[DATA TO PROCESS]
* * * *

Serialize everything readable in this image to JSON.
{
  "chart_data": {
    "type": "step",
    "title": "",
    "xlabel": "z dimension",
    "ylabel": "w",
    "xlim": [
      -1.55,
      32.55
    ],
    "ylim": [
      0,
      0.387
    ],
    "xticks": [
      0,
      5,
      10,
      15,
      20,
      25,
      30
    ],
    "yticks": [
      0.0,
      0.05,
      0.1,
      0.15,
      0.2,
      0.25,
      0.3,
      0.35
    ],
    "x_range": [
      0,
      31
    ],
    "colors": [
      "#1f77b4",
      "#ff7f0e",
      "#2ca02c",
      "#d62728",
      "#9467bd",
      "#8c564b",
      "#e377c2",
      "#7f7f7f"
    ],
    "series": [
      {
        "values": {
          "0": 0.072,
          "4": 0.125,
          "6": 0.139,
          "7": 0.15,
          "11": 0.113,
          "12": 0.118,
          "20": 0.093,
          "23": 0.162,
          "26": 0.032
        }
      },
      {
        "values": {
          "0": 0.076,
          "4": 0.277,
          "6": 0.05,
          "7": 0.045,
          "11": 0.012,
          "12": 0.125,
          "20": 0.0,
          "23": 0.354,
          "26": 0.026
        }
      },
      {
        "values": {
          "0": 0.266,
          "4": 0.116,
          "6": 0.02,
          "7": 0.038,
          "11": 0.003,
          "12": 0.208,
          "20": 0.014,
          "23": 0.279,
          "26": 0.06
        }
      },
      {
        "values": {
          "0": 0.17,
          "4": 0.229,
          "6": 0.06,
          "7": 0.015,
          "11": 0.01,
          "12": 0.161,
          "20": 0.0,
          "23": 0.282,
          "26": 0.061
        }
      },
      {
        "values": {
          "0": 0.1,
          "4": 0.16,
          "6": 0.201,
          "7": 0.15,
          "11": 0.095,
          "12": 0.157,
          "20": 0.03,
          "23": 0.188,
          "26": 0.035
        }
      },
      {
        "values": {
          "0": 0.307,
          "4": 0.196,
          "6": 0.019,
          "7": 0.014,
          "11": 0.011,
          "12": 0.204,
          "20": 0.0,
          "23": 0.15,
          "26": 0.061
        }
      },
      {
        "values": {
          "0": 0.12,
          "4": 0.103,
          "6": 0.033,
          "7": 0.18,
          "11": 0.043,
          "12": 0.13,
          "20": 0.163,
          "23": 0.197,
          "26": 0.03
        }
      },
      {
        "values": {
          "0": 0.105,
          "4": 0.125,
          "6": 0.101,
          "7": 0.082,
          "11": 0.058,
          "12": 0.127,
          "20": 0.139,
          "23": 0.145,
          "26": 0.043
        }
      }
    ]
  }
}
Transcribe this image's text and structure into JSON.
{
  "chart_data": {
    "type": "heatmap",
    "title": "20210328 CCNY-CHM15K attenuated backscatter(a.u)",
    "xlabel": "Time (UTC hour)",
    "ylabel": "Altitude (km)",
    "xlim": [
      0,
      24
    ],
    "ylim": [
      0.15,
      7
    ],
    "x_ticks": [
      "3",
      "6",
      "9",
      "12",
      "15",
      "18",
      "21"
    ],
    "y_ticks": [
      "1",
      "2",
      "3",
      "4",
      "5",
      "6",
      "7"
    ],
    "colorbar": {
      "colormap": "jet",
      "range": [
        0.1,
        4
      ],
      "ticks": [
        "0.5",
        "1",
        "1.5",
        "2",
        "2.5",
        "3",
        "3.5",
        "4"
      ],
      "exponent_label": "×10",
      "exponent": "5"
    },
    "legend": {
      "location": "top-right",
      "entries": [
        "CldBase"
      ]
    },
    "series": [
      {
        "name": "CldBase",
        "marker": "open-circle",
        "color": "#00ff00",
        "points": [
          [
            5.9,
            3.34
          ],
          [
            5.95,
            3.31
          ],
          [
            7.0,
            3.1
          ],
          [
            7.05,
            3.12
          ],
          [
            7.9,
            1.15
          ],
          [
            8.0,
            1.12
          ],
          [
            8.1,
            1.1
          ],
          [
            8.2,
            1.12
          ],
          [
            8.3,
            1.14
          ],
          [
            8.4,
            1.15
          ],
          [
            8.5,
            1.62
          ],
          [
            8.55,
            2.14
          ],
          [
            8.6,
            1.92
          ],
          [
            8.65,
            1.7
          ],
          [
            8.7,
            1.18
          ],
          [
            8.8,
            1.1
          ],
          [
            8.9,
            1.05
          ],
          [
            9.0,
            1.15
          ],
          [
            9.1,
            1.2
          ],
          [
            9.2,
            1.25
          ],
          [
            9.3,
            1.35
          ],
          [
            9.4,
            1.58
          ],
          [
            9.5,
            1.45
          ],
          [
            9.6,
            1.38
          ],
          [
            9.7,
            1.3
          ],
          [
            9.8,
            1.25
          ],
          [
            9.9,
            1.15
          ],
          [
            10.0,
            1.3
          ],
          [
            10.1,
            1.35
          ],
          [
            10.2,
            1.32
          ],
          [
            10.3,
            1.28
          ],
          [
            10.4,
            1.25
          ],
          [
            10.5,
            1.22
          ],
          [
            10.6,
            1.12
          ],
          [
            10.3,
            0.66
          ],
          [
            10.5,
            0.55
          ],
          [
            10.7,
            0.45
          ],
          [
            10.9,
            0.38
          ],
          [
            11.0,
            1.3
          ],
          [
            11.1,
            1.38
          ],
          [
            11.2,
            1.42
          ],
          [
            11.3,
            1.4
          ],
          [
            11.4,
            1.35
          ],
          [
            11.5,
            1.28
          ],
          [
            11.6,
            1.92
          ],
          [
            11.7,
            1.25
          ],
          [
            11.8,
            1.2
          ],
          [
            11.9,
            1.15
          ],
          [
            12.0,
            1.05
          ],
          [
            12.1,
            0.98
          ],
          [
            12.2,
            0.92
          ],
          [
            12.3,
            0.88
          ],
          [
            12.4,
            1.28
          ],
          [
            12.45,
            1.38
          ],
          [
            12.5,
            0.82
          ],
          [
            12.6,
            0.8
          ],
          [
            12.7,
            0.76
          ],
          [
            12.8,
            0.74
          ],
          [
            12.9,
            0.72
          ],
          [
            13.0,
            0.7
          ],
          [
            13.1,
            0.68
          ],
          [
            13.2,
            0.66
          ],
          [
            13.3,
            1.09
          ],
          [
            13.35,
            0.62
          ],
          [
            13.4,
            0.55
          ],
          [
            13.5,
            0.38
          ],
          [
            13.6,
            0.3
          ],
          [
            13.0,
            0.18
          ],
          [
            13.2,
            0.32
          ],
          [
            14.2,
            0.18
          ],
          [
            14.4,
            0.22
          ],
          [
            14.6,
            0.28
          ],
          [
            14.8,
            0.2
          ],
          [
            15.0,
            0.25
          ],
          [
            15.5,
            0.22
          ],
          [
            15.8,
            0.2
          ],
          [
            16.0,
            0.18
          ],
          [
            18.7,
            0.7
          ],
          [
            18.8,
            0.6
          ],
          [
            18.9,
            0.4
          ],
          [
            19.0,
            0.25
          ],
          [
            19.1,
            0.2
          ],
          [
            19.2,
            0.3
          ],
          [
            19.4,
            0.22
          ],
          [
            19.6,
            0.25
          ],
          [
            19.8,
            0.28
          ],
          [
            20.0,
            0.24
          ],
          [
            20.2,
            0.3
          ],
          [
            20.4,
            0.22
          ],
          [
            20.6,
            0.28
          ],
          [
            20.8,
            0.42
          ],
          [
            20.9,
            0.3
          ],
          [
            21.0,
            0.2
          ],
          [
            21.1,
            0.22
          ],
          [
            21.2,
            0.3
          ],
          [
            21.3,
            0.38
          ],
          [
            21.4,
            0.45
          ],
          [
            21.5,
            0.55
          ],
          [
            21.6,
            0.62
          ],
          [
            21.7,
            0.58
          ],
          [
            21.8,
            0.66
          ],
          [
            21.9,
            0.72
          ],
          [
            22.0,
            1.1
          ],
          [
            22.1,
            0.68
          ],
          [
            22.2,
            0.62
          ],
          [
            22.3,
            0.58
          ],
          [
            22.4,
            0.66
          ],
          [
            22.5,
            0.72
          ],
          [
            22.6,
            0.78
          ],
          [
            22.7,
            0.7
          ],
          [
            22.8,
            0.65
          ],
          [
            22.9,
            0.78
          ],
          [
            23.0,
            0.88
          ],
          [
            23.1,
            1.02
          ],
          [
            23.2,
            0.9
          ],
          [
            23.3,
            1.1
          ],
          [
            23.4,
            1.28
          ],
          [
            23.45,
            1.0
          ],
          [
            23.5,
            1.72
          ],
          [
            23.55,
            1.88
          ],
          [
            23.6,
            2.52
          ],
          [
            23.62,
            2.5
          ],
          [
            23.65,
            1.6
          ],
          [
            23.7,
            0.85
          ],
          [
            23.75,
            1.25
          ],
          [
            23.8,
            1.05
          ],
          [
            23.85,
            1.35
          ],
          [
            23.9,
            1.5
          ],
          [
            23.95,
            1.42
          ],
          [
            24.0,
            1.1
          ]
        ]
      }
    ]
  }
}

* * * *

[EXERCISE AIM] Make a list of all lines in the data that contain "xlabel".

[COMPLETED EXERCISE]
    "xlabel": "z dimension",
    "xlabel": "Time (UTC hour)",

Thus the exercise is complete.